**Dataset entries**
-=-=-=-=-

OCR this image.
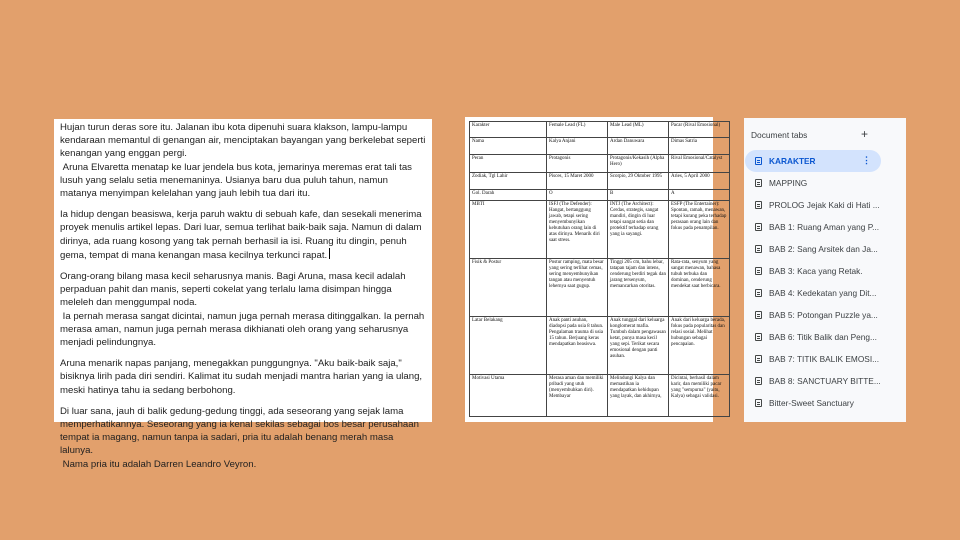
Hujan turun deras sore itu. Jalanan ibu kota dipenuhi suara klakson, lampu-lampu kendaraan memantul di genangan air, menciptakan bayangan yang berkelebat seperti kenangan yang enggan pergi.

Aruna Elvaretta menatap ke luar jendela bus kota, jemarinya meremas erat tali tas lusuh yang selalu setia menemaninya. Usianya baru dua puluh tahun, namun matanya menyimpan kelelahan yang jauh lebih tua dari itu.

Ia hidup dengan beasiswa, kerja paruh waktu di sebuah kafe, dan sesekali menerima proyek menulis artikel lepas. Dari luar, semua terlihat baik-baik saja. Namun di dalam dirinya, ada ruang kosong yang tak pernah berhasil ia isi. Ruang itu dingin, penuh gema, tempat di mana kenangan masa kecilnya terkunci rapat.

Orang-orang bilang masa kecil seharusnya manis. Bagi Aruna, masa kecil adalah perpaduan pahit dan manis, seperti cokelat yang terlalu lama disimpan hingga meleleh dan menggumpal noda.

Ia pernah merasa sangat dicintai, namun juga pernah merasa ditinggalkan. Ia pernah merasa aman, namun juga pernah merasa dikhianati oleh orang yang seharusnya menjadi pelindungnya.

Aruna menarik napas panjang, menegakkan punggungnya. "Aku baik-baik saja," bisiknya lirih pada diri sendiri. Kalimat itu sudah menjadi mantra harian yang ia ulang, meski hatinya tahu ia sedang berbohong.

Di luar sana, jauh di balik gedung-gedung tinggi, ada seseorang yang sejak lama memperhatikannya. Seseorang yang ia kenal sekilas sebagai bos besar perusahaan tempat ia magang, namun tanpa ia sadari, pria itu adalah benang merah masa lalunya.

Nama pria itu adalah Darren Leandro Veyron.

Karakter	Female Lead (FL)	Male Lead (ML)	Pacar (Rival Emosional)
Nama	Kalya Anjani	Ardan Danuwara	Dimas Satria
Peran	Protagonis	Protagonis/Kekasih (Alpha Hero)	Rival Emosional/Catalyst
Zodiak, Tgl Lahir	Pisces, 15 Maret 2000	Scorpio, 29 Oktober 1995	Aries, 5 April 2000
Gol. Darah	O	B	A
MBTI	ISFJ (The Defender): Hangat, bertanggung jawab, tetapi sering menyembunyikan kebutuhan orang lain di atas dirinya. Menarik diri saat stress.	INTJ (The Architect): Cerdas, strategis, sangat mandiri, dingin di luar tetapi sangat setia dan protektif terhadap orang yang ia sayangi.	ESFP (The Entertainer): Spontan, ramah, menawan, tetapi kurang peka terhadap perasaan orang lain dan fokus pada penampilan.
Fisik & Postur	Postur ramping, mata besar yang sering terlihat cemas, sering menyembunyikan tangan atau menyentuh lehernya saat gugup.	Tinggi 205 cm, bahu lebar, tatapan tajam dan intens, cenderung berdiri tegak dan jarang tersenyum, memancarkan otoritas.	Rata-rata, senyum yang sangat menawan, bahasa tubuh terbuka dan dominan, cenderung mendekat saat berbicara.
Latar Belakang	Anak panti asuhan, diadopsi pada usia 8 tahun. Pengalaman trauma di usia 15 tahun. Berjuang keras mendapatkan beasiswa.	Anak tunggal dari keluarga konglomerat mafia. Tumbuh dalam pengawasan ketat, punya masa kecil yang sepi. Terikat secara emosional dengan panti asuhan.	Anak dari keluarga berada, fokus pada popularitas dan relasi sosial. Melihat hubungan sebagai pencapaian.
Motivasi Utama	Merasa aman dan memiliki pribadi yang utuh (menyembuhkan diri). Membayar	Melindungi Kalya dan memastikan ia mendapatkan kehidupan yang layak, dan akhirnya,	Dicintai, berhasil dalam karir, dan memiliki pacar yang "sempurna" (yaitu, Kalya) sebagai validasi.
Document tabs	+
KARAKTER	⋮
MAPPING
PROLOG Jejak Kaki di Hati ...
BAB 1: Ruang Aman yang P...
BAB 2: Sang Arsitek dan Ja...
BAB 3: Kaca yang Retak.
BAB 4: Kedekatan yang Dit...
BAB 5: Potongan Puzzle ya...
BAB 6: Titik Balik dan Peng...
BAB 7: TITIK BALIK EMOSI...
BAB 8: SANCTUARY BITTE...
Bitter-Sweet Sanctuary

-=-=-=-=-

How many of the lines above contain the string "tempat"? Give the number only.

2